Aim:
From the entries below, pull out each line where "REAL" appears.

Data for the task:
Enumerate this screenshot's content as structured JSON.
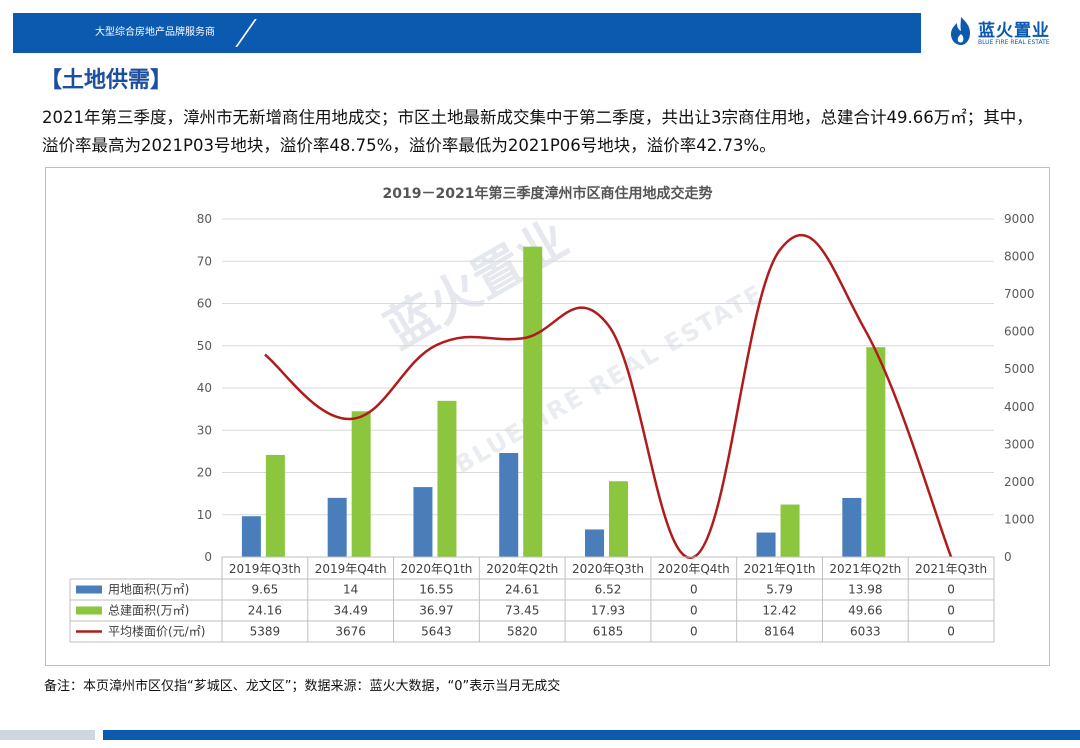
{
  "header": {
    "tagline": "大型综合房地产品牌服务商"
  },
  "logo": {
    "name_cn": "蓝火置业",
    "name_en": "BLUE FIRE REAL ESTATE"
  },
  "section_title": "【土地供需】",
  "intro_text": "2021年第三季度，漳州市无新增商住用地成交；市区土地最新成交集中于第二季度，共出让3宗商住用地，总建合计49.66万㎡；其中，溢价率最高为2021P03号地块，溢价率48.75%，溢价率最低为2021P06号地块，溢价率42.73%。",
  "chart_data": {
    "type": "bar+line",
    "title": "2019－2021年第三季度漳州市区商住用地成交走势",
    "categories": [
      "2019年Q3th",
      "2019年Q4th",
      "2020年Q1th",
      "2020年Q2th",
      "2020年Q3th",
      "2020年Q4th",
      "2021年Q1th",
      "2021年Q2th",
      "2021年Q3th"
    ],
    "series": [
      {
        "name": "用地面积(万㎡)",
        "type": "bar",
        "axis": "left",
        "color": "#4a7ebb",
        "values": [
          9.65,
          14,
          16.55,
          24.61,
          6.52,
          0,
          5.79,
          13.98,
          0
        ],
        "labels": [
          "9.65",
          "14",
          "16.55",
          "24.61",
          "6.52",
          "0",
          "5.79",
          "13.98",
          "0"
        ]
      },
      {
        "name": "总建面积(万㎡)",
        "type": "bar",
        "axis": "left",
        "color": "#8cc63f",
        "values": [
          24.16,
          34.49,
          36.97,
          73.45,
          17.93,
          0,
          12.42,
          49.66,
          0
        ],
        "labels": [
          "24.16",
          "34.49",
          "36.97",
          "73.45",
          "17.93",
          "0",
          "12.42",
          "49.66",
          "0"
        ]
      },
      {
        "name": "平均楼面价(元/㎡)",
        "type": "line",
        "axis": "right",
        "color": "#b01c1c",
        "values": [
          5389,
          3676,
          5643,
          5820,
          6185,
          0,
          8164,
          6033,
          0
        ],
        "labels": [
          "5389",
          "3676",
          "5643",
          "5820",
          "6185",
          "0",
          "8164",
          "6033",
          "0"
        ]
      }
    ],
    "y_left": {
      "min": 0,
      "max": 80,
      "step": 10,
      "ticks": [
        "0",
        "10",
        "20",
        "30",
        "40",
        "50",
        "60",
        "70",
        "80"
      ]
    },
    "y_right": {
      "min": 0,
      "max": 9000,
      "step": 1000,
      "ticks": [
        "0",
        "1000",
        "2000",
        "3000",
        "4000",
        "5000",
        "6000",
        "7000",
        "8000",
        "9000"
      ]
    },
    "grid": true,
    "legend": "data-table-below"
  },
  "watermark": {
    "cn": "蓝火置业",
    "en": "BLUE FIRE REAL ESTATE"
  },
  "note": "备注：本页漳州市区仅指“芗城区、龙文区”；数据来源：蓝火大数据，“0”表示当月无成交"
}
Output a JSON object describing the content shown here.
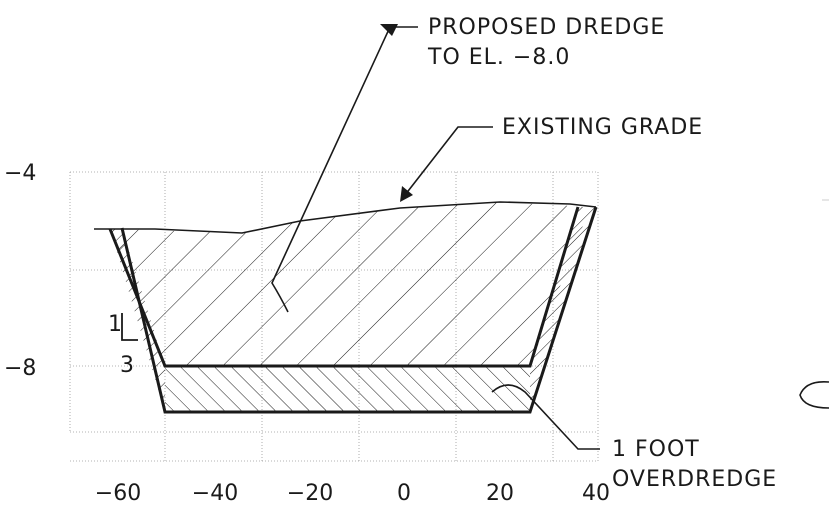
{
  "labels": {
    "proposed_line1": "PROPOSED DREDGE",
    "proposed_line2": "TO EL. −8.0",
    "existing_grade": "EXISTING GRADE",
    "overdredge_line1": "1 FOOT",
    "overdredge_line2": "OVERDREDGE",
    "slope_rise": "1",
    "slope_run": "3"
  },
  "axes": {
    "y_ticks": [
      {
        "label": "−4"
      },
      {
        "label": "−8"
      }
    ],
    "x_ticks": [
      {
        "label": "−60"
      },
      {
        "label": "−40"
      },
      {
        "label": "−20"
      },
      {
        "label": "0"
      },
      {
        "label": "20"
      },
      {
        "label": "40"
      }
    ]
  },
  "colors": {
    "ink": "#1a1a1a",
    "grid": "#9a9a9a",
    "background": "#ffffff"
  }
}
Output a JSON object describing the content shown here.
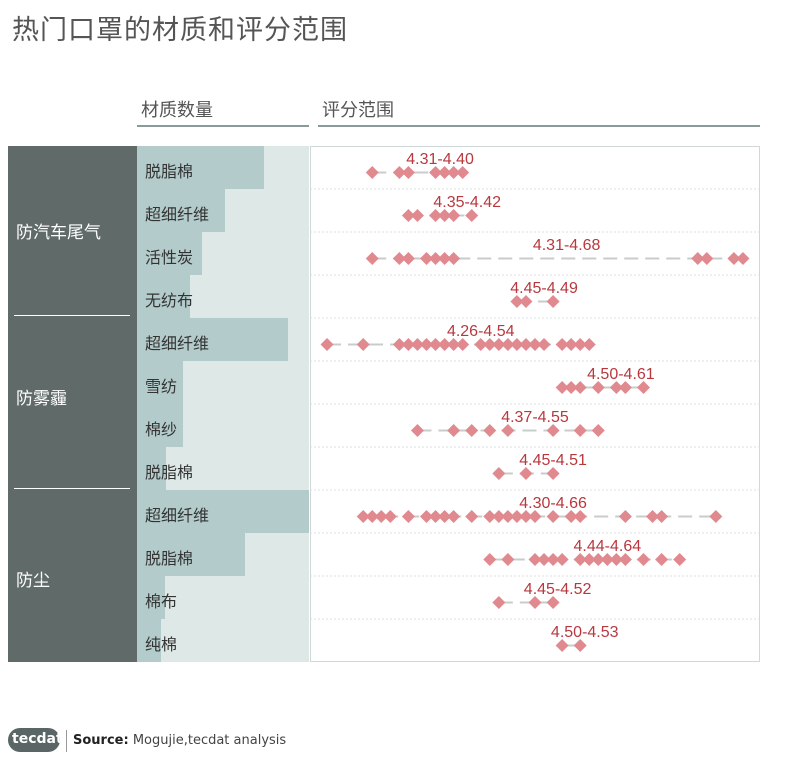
{
  "title": "热门口罩的材质和评分范围",
  "headers": {
    "count": "材质数量",
    "range": "评分范围"
  },
  "groups": [
    {
      "label": "防汽车尾气"
    },
    {
      "label": "防雾霾"
    },
    {
      "label": "防尘"
    }
  ],
  "footer": {
    "logo": "tecdat",
    "source_label": "Source:",
    "source_text": "Mogujie,tecdat analysis"
  },
  "colors": {
    "marker": "#e08a90",
    "range_text": "#b8383e",
    "panel": "#5f6a69",
    "bar_dark": "#b3cccb",
    "bar_light": "#dde8e7",
    "line": "#c8cccc"
  },
  "chart_data": {
    "type": "dot-range",
    "xlim": [
      4.22,
      4.7
    ],
    "rows": [
      {
        "group": "防汽车尾气",
        "material": "脱脂棉",
        "range": "4.31-4.40",
        "count_fraction": 0.74,
        "points": [
          4.28,
          4.31,
          4.32,
          4.35,
          4.36,
          4.37,
          4.38
        ]
      },
      {
        "group": "防汽车尾气",
        "material": "超细纤维",
        "range": "4.35-4.42",
        "count_fraction": 0.51,
        "points": [
          4.32,
          4.33,
          4.35,
          4.36,
          4.37,
          4.39
        ]
      },
      {
        "group": "防汽车尾气",
        "material": "活性炭",
        "range": "4.31-4.68",
        "count_fraction": 0.38,
        "points": [
          4.28,
          4.31,
          4.32,
          4.34,
          4.35,
          4.36,
          4.37,
          4.64,
          4.65,
          4.68,
          4.69
        ]
      },
      {
        "group": "防汽车尾气",
        "material": "无纺布",
        "range": "4.45-4.49",
        "count_fraction": 0.31,
        "points": [
          4.44,
          4.45,
          4.48
        ]
      },
      {
        "group": "防雾霾",
        "material": "超细纤维",
        "range": "4.26-4.54",
        "count_fraction": 0.88,
        "points": [
          4.23,
          4.27,
          4.31,
          4.32,
          4.33,
          4.34,
          4.35,
          4.36,
          4.37,
          4.38,
          4.4,
          4.41,
          4.42,
          4.43,
          4.44,
          4.45,
          4.46,
          4.47,
          4.49,
          4.5,
          4.51,
          4.52
        ]
      },
      {
        "group": "防雾霾",
        "material": "雪纺",
        "range": "4.50-4.61",
        "count_fraction": 0.27,
        "points": [
          4.49,
          4.5,
          4.51,
          4.53,
          4.55,
          4.56,
          4.58
        ]
      },
      {
        "group": "防雾霾",
        "material": "棉纱",
        "range": "4.37-4.55",
        "count_fraction": 0.27,
        "points": [
          4.33,
          4.37,
          4.39,
          4.41,
          4.43,
          4.48,
          4.51,
          4.53
        ]
      },
      {
        "group": "防雾霾",
        "material": "脱脂棉",
        "range": "4.45-4.51",
        "count_fraction": 0.17,
        "points": [
          4.42,
          4.45,
          4.48
        ]
      },
      {
        "group": "防尘",
        "material": "超细纤维",
        "range": "4.30-4.66",
        "count_fraction": 1.0,
        "points": [
          4.27,
          4.28,
          4.29,
          4.3,
          4.32,
          4.34,
          4.35,
          4.36,
          4.37,
          4.39,
          4.41,
          4.42,
          4.43,
          4.44,
          4.45,
          4.46,
          4.48,
          4.5,
          4.51,
          4.56,
          4.59,
          4.6,
          4.66
        ]
      },
      {
        "group": "防尘",
        "material": "脱脂棉",
        "range": "4.44-4.64",
        "count_fraction": 0.63,
        "points": [
          4.41,
          4.43,
          4.46,
          4.47,
          4.48,
          4.49,
          4.51,
          4.52,
          4.53,
          4.54,
          4.55,
          4.56,
          4.58,
          4.6,
          4.62
        ]
      },
      {
        "group": "防尘",
        "material": "棉布",
        "range": "4.45-4.52",
        "count_fraction": 0.16,
        "points": [
          4.42,
          4.46,
          4.48
        ]
      },
      {
        "group": "防尘",
        "material": "纯棉",
        "range": "4.50-4.53",
        "count_fraction": 0.14,
        "points": [
          4.49,
          4.51
        ]
      }
    ]
  }
}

Output:
    "name_en": "BLUE FIRE REAL ESTATE"
    "en": "BLUE FIRE REAL ESTATE"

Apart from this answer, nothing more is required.